■ Material shown
■ ■ ■

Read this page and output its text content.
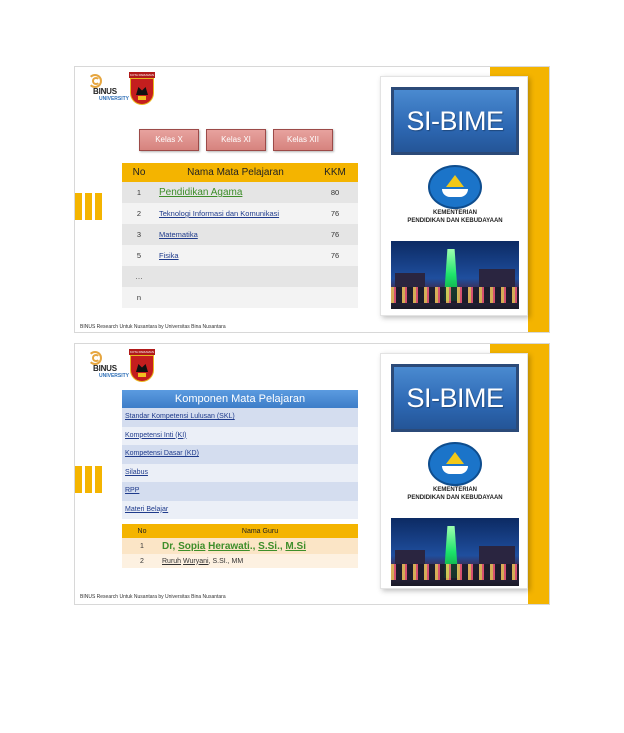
BINUS
UNIVERSITY
KOTA PARIAMAN
Kelas X	Kelas XI	Kelas XII
No	Nama Mata Pelajaran	KKM
1	Pendidikan Agama	80
2	Teknologi Informasi dan Komunikasi	76
3	Matematika	76
5	Fisika	76
…		
n		
BINUS Research Untuk Nusantara by Universitas Bina Nusantara
SI-BIME
KEMENTERIAN
PENDIDIKAN DAN KEBUDAYAAN
BINUS
UNIVERSITY
KOTA PARIAMAN
Komponen Mata Pelajaran
Standar Kompetensi Lulusan (SKL)
Kompetensi Inti (KI)
Kompetensi Dasar (KD)
Silabus
RPP
Materi Belajar
No	Nama Guru
1	Dr, Sopia Herawati., S.Si., M.Si
2	Ruruh Wuryani, S.SI., MM
BINUS Research Untuk Nusantara by Universitas Bina Nusantara
SI-BIME
KEMENTERIAN
PENDIDIKAN DAN KEBUDAYAAN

■ ■ ■

■ Written instruction
Quote the material exactly. Pictures stay out.

■ The result
Read this page and output its text content.
BINUS
UNIVERSITY
KOTA PARIAMAN
Kelas X	Kelas XI	Kelas XII
No	Nama Mata Pelajaran	KKM
1	Pendidikan Agama	80
2	Teknologi Informasi dan Komunikasi	76
3	Matematika	76
5	Fisika	76
…		
n		
BINUS Research Untuk Nusantara by Universitas Bina Nusantara
SI-BIME
KEMENTERIAN
PENDIDIKAN DAN KEBUDAYAAN
BINUS
UNIVERSITY
KOTA PARIAMAN
Komponen Mata Pelajaran
Standar Kompetensi Lulusan (SKL)
Kompetensi Inti (KI)
Kompetensi Dasar (KD)
Silabus
RPP
Materi Belajar
No	Nama Guru
1	Dr, Sopia Herawati., S.Si., M.Si
2	Ruruh Wuryani, S.SI., MM
BINUS Research Untuk Nusantara by Universitas Bina Nusantara
SI-BIME
KEMENTERIAN
PENDIDIKAN DAN KEBUDAYAAN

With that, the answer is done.